### WHAT TO WORK ON
How many lines of these records hold the string "color"? Reply with the number alone.

# MATERIAL start

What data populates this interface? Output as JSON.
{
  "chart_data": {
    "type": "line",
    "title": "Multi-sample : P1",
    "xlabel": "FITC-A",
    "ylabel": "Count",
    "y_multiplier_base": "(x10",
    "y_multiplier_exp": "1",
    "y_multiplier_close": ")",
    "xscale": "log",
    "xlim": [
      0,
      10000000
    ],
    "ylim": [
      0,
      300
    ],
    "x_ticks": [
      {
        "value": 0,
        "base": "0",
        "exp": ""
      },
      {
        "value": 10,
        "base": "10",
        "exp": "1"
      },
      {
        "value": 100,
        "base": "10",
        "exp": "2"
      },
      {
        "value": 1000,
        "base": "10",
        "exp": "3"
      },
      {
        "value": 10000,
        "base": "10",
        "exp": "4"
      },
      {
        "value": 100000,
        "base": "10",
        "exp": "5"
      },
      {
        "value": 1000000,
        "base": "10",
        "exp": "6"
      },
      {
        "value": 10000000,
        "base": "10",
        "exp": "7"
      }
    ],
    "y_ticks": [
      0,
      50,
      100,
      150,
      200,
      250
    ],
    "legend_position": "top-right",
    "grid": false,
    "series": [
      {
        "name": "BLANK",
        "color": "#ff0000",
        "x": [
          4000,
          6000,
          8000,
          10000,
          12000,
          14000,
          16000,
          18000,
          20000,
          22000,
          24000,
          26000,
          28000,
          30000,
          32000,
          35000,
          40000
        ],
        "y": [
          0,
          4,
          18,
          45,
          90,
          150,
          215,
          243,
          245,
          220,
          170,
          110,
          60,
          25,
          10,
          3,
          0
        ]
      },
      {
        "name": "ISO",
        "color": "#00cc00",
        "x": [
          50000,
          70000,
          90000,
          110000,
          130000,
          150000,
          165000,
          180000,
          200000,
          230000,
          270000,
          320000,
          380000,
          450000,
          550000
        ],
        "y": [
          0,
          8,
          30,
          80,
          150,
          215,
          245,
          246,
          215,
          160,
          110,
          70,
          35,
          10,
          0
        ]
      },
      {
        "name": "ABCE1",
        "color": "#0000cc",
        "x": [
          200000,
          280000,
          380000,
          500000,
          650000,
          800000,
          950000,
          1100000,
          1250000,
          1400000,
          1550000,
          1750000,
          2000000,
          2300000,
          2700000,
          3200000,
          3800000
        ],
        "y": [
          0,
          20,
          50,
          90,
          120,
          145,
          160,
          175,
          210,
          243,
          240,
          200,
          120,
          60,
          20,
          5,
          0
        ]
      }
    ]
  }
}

# MATERIAL end

### OUTPUT BELOW
3